• Aim
In the entries below, count every line with the word "Juli". Return only the count.

• Given data
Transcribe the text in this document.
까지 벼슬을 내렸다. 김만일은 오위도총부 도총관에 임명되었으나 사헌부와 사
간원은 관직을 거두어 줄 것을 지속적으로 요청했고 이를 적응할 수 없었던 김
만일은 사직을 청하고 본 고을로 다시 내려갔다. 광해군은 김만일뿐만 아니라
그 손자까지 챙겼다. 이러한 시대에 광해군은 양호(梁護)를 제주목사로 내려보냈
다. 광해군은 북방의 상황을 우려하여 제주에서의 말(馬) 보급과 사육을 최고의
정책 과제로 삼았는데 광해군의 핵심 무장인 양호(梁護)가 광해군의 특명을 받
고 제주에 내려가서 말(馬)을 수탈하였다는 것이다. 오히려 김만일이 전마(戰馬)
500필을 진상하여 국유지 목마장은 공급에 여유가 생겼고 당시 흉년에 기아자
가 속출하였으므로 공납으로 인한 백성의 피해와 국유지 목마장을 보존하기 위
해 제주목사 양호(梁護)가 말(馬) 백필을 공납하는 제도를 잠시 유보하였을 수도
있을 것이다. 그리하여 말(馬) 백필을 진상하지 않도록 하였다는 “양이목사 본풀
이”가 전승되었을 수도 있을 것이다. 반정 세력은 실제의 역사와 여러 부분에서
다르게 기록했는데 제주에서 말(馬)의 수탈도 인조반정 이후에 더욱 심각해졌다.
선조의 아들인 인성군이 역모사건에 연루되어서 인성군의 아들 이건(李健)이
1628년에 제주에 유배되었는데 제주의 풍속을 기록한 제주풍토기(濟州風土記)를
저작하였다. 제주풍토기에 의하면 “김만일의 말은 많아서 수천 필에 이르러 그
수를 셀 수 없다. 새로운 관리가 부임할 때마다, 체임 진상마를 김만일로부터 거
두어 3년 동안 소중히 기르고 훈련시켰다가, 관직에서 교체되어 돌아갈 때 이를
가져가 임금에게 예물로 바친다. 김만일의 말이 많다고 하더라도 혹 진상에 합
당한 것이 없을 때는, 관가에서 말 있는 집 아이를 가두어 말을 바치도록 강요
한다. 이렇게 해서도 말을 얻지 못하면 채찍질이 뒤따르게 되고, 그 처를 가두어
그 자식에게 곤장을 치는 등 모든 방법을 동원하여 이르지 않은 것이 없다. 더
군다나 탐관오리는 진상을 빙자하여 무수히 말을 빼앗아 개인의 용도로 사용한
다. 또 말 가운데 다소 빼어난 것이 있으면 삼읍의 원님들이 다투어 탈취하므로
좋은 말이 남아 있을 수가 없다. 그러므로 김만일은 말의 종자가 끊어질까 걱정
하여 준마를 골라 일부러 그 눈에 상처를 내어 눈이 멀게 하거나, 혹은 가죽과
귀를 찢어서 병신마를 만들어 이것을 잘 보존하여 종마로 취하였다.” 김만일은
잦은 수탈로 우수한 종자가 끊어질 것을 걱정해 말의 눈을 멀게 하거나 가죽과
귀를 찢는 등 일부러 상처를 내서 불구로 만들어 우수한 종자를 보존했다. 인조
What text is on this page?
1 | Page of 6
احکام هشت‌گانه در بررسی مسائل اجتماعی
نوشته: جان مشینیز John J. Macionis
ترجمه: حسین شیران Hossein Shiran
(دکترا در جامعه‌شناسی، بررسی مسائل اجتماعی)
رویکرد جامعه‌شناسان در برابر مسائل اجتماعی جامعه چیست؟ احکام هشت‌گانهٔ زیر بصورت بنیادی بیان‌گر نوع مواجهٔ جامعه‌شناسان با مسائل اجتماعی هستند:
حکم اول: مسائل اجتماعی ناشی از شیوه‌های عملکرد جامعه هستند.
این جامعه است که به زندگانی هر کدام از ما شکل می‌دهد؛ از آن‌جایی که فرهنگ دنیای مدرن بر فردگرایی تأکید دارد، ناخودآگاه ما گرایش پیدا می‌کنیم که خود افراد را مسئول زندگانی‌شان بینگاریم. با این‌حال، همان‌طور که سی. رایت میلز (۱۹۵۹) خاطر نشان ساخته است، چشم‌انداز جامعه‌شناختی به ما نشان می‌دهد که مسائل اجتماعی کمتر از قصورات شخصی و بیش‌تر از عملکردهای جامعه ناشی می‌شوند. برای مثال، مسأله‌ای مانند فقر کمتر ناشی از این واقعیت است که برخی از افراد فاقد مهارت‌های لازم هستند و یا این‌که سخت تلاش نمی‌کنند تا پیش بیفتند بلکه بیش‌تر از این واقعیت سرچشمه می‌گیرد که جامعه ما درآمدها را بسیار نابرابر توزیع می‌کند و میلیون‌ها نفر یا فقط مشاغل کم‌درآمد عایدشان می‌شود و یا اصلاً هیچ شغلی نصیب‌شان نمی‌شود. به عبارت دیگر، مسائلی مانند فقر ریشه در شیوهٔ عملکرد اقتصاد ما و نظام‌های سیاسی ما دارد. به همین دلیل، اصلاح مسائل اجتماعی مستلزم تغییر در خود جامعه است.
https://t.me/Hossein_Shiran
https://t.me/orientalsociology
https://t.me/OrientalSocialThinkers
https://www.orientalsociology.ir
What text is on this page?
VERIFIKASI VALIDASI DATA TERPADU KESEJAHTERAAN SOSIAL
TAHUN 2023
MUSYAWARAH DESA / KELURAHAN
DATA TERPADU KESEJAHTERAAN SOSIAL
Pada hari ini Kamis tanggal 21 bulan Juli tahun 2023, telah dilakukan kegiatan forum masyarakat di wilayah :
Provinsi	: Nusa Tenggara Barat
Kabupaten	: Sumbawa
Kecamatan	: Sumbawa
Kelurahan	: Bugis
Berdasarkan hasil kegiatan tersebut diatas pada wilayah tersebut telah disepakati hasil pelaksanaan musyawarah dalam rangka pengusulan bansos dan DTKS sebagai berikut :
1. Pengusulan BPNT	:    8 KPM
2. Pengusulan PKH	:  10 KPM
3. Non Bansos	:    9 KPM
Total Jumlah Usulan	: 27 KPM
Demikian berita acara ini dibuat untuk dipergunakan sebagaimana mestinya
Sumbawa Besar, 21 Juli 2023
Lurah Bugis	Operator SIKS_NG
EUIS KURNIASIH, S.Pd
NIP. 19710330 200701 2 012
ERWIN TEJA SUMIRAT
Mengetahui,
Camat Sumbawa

• Answer for this exercise
2